■ **SUPPLIED MATERIAL**
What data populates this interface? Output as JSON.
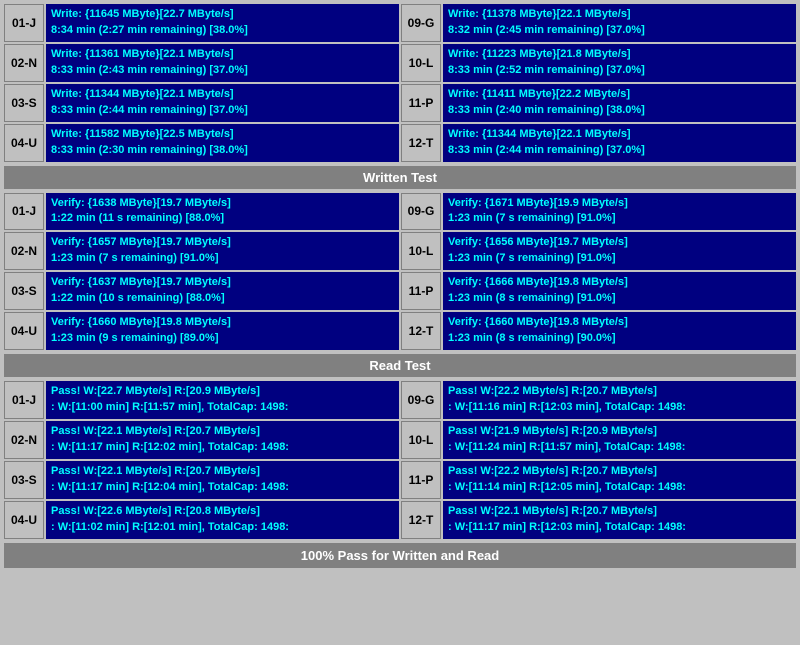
{
  "sections": {
    "write_test": {
      "label": "Written Test",
      "rows": [
        {
          "id_left": "01-J",
          "text_left_1": "Write: {11645 MByte}[22.7 MByte/s]",
          "text_left_2": "8:34 min (2:27 min remaining)  [38.0%]",
          "id_right": "09-G",
          "text_right_1": "Write: {11378 MByte}[22.1 MByte/s]",
          "text_right_2": "8:32 min (2:45 min remaining)  [37.0%]"
        },
        {
          "id_left": "02-N",
          "text_left_1": "Write: {11361 MByte}[22.1 MByte/s]",
          "text_left_2": "8:33 min (2:43 min remaining)  [37.0%]",
          "id_right": "10-L",
          "text_right_1": "Write: {11223 MByte}[21.8 MByte/s]",
          "text_right_2": "8:33 min (2:52 min remaining)  [37.0%]"
        },
        {
          "id_left": "03-S",
          "text_left_1": "Write: {11344 MByte}[22.1 MByte/s]",
          "text_left_2": "8:33 min (2:44 min remaining)  [37.0%]",
          "id_right": "11-P",
          "text_right_1": "Write: {11411 MByte}[22.2 MByte/s]",
          "text_right_2": "8:33 min (2:40 min remaining)  [38.0%]"
        },
        {
          "id_left": "04-U",
          "text_left_1": "Write: {11582 MByte}[22.5 MByte/s]",
          "text_left_2": "8:33 min (2:30 min remaining)  [38.0%]",
          "id_right": "12-T",
          "text_right_1": "Write: {11344 MByte}[22.1 MByte/s]",
          "text_right_2": "8:33 min (2:44 min remaining)  [37.0%]"
        }
      ]
    },
    "verify_test": {
      "label": "Written Test",
      "rows": [
        {
          "id_left": "01-J",
          "text_left_1": "Verify: {1638 MByte}[19.7 MByte/s]",
          "text_left_2": "1:22 min (11 s remaining)   [88.0%]",
          "id_right": "09-G",
          "text_right_1": "Verify: {1671 MByte}[19.9 MByte/s]",
          "text_right_2": "1:23 min (7 s remaining)   [91.0%]"
        },
        {
          "id_left": "02-N",
          "text_left_1": "Verify: {1657 MByte}[19.7 MByte/s]",
          "text_left_2": "1:23 min (7 s remaining)   [91.0%]",
          "id_right": "10-L",
          "text_right_1": "Verify: {1656 MByte}[19.7 MByte/s]",
          "text_right_2": "1:23 min (7 s remaining)   [91.0%]"
        },
        {
          "id_left": "03-S",
          "text_left_1": "Verify: {1637 MByte}[19.7 MByte/s]",
          "text_left_2": "1:22 min (10 s remaining)   [88.0%]",
          "id_right": "11-P",
          "text_right_1": "Verify: {1666 MByte}[19.8 MByte/s]",
          "text_right_2": "1:23 min (8 s remaining)   [91.0%]"
        },
        {
          "id_left": "04-U",
          "text_left_1": "Verify: {1660 MByte}[19.8 MByte/s]",
          "text_left_2": "1:23 min (9 s remaining)   [89.0%]",
          "id_right": "12-T",
          "text_right_1": "Verify: {1660 MByte}[19.8 MByte/s]",
          "text_right_2": "1:23 min (8 s remaining)   [90.0%]"
        }
      ]
    },
    "read_test": {
      "label": "Read Test",
      "rows": [
        {
          "id_left": "01-J",
          "text_left_1": "Pass! W:[22.7 MByte/s] R:[20.9 MByte/s]",
          "text_left_2": ": W:[11:00 min] R:[11:57 min], TotalCap: 1498:",
          "id_right": "09-G",
          "text_right_1": "Pass! W:[22.2 MByte/s] R:[20.7 MByte/s]",
          "text_right_2": ": W:[11:16 min] R:[12:03 min], TotalCap: 1498:"
        },
        {
          "id_left": "02-N",
          "text_left_1": "Pass! W:[22.1 MByte/s] R:[20.7 MByte/s]",
          "text_left_2": ": W:[11:17 min] R:[12:02 min], TotalCap: 1498:",
          "id_right": "10-L",
          "text_right_1": "Pass! W:[21.9 MByte/s] R:[20.9 MByte/s]",
          "text_right_2": ": W:[11:24 min] R:[11:57 min], TotalCap: 1498:"
        },
        {
          "id_left": "03-S",
          "text_left_1": "Pass! W:[22.1 MByte/s] R:[20.7 MByte/s]",
          "text_left_2": ": W:[11:17 min] R:[12:04 min], TotalCap: 1498:",
          "id_right": "11-P",
          "text_right_1": "Pass! W:[22.2 MByte/s] R:[20.7 MByte/s]",
          "text_right_2": ": W:[11:14 min] R:[12:05 min], TotalCap: 1498:"
        },
        {
          "id_left": "04-U",
          "text_left_1": "Pass! W:[22.6 MByte/s] R:[20.8 MByte/s]",
          "text_left_2": ": W:[11:02 min] R:[12:01 min], TotalCap: 1498:",
          "id_right": "12-T",
          "text_right_1": "Pass! W:[22.1 MByte/s] R:[20.7 MByte/s]",
          "text_right_2": ": W:[11:17 min] R:[12:03 min], TotalCap: 1498:"
        }
      ]
    }
  },
  "headers": {
    "written_test": "Written Test",
    "read_test": "Read Test",
    "bottom_status": "100% Pass for Written and Read"
  }
}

■ **EXERCISE**
A faithful copy of the records above is needed, with the pictures left out.

■ **SOLUTION TO THIS TASK**
What data populates this interface? Output as JSON.
{
  "sections": {
    "write_test": {
      "label": "Written Test",
      "rows": [
        {
          "id_left": "01-J",
          "text_left_1": "Write: {11645 MByte}[22.7 MByte/s]",
          "text_left_2": "8:34 min (2:27 min remaining)  [38.0%]",
          "id_right": "09-G",
          "text_right_1": "Write: {11378 MByte}[22.1 MByte/s]",
          "text_right_2": "8:32 min (2:45 min remaining)  [37.0%]"
        },
        {
          "id_left": "02-N",
          "text_left_1": "Write: {11361 MByte}[22.1 MByte/s]",
          "text_left_2": "8:33 min (2:43 min remaining)  [37.0%]",
          "id_right": "10-L",
          "text_right_1": "Write: {11223 MByte}[21.8 MByte/s]",
          "text_right_2": "8:33 min (2:52 min remaining)  [37.0%]"
        },
        {
          "id_left": "03-S",
          "text_left_1": "Write: {11344 MByte}[22.1 MByte/s]",
          "text_left_2": "8:33 min (2:44 min remaining)  [37.0%]",
          "id_right": "11-P",
          "text_right_1": "Write: {11411 MByte}[22.2 MByte/s]",
          "text_right_2": "8:33 min (2:40 min remaining)  [38.0%]"
        },
        {
          "id_left": "04-U",
          "text_left_1": "Write: {11582 MByte}[22.5 MByte/s]",
          "text_left_2": "8:33 min (2:30 min remaining)  [38.0%]",
          "id_right": "12-T",
          "text_right_1": "Write: {11344 MByte}[22.1 MByte/s]",
          "text_right_2": "8:33 min (2:44 min remaining)  [37.0%]"
        }
      ]
    },
    "verify_test": {
      "label": "Written Test",
      "rows": [
        {
          "id_left": "01-J",
          "text_left_1": "Verify: {1638 MByte}[19.7 MByte/s]",
          "text_left_2": "1:22 min (11 s remaining)   [88.0%]",
          "id_right": "09-G",
          "text_right_1": "Verify: {1671 MByte}[19.9 MByte/s]",
          "text_right_2": "1:23 min (7 s remaining)   [91.0%]"
        },
        {
          "id_left": "02-N",
          "text_left_1": "Verify: {1657 MByte}[19.7 MByte/s]",
          "text_left_2": "1:23 min (7 s remaining)   [91.0%]",
          "id_right": "10-L",
          "text_right_1": "Verify: {1656 MByte}[19.7 MByte/s]",
          "text_right_2": "1:23 min (7 s remaining)   [91.0%]"
        },
        {
          "id_left": "03-S",
          "text_left_1": "Verify: {1637 MByte}[19.7 MByte/s]",
          "text_left_2": "1:22 min (10 s remaining)   [88.0%]",
          "id_right": "11-P",
          "text_right_1": "Verify: {1666 MByte}[19.8 MByte/s]",
          "text_right_2": "1:23 min (8 s remaining)   [91.0%]"
        },
        {
          "id_left": "04-U",
          "text_left_1": "Verify: {1660 MByte}[19.8 MByte/s]",
          "text_left_2": "1:23 min (9 s remaining)   [89.0%]",
          "id_right": "12-T",
          "text_right_1": "Verify: {1660 MByte}[19.8 MByte/s]",
          "text_right_2": "1:23 min (8 s remaining)   [90.0%]"
        }
      ]
    },
    "read_test": {
      "label": "Read Test",
      "rows": [
        {
          "id_left": "01-J",
          "text_left_1": "Pass! W:[22.7 MByte/s] R:[20.9 MByte/s]",
          "text_left_2": ": W:[11:00 min] R:[11:57 min], TotalCap: 1498:",
          "id_right": "09-G",
          "text_right_1": "Pass! W:[22.2 MByte/s] R:[20.7 MByte/s]",
          "text_right_2": ": W:[11:16 min] R:[12:03 min], TotalCap: 1498:"
        },
        {
          "id_left": "02-N",
          "text_left_1": "Pass! W:[22.1 MByte/s] R:[20.7 MByte/s]",
          "text_left_2": ": W:[11:17 min] R:[12:02 min], TotalCap: 1498:",
          "id_right": "10-L",
          "text_right_1": "Pass! W:[21.9 MByte/s] R:[20.9 MByte/s]",
          "text_right_2": ": W:[11:24 min] R:[11:57 min], TotalCap: 1498:"
        },
        {
          "id_left": "03-S",
          "text_left_1": "Pass! W:[22.1 MByte/s] R:[20.7 MByte/s]",
          "text_left_2": ": W:[11:17 min] R:[12:04 min], TotalCap: 1498:",
          "id_right": "11-P",
          "text_right_1": "Pass! W:[22.2 MByte/s] R:[20.7 MByte/s]",
          "text_right_2": ": W:[11:14 min] R:[12:05 min], TotalCap: 1498:"
        },
        {
          "id_left": "04-U",
          "text_left_1": "Pass! W:[22.6 MByte/s] R:[20.8 MByte/s]",
          "text_left_2": ": W:[11:02 min] R:[12:01 min], TotalCap: 1498:",
          "id_right": "12-T",
          "text_right_1": "Pass! W:[22.1 MByte/s] R:[20.7 MByte/s]",
          "text_right_2": ": W:[11:17 min] R:[12:03 min], TotalCap: 1498:"
        }
      ]
    }
  },
  "headers": {
    "written_test": "Written Test",
    "read_test": "Read Test",
    "bottom_status": "100% Pass for Written and Read"
  }
}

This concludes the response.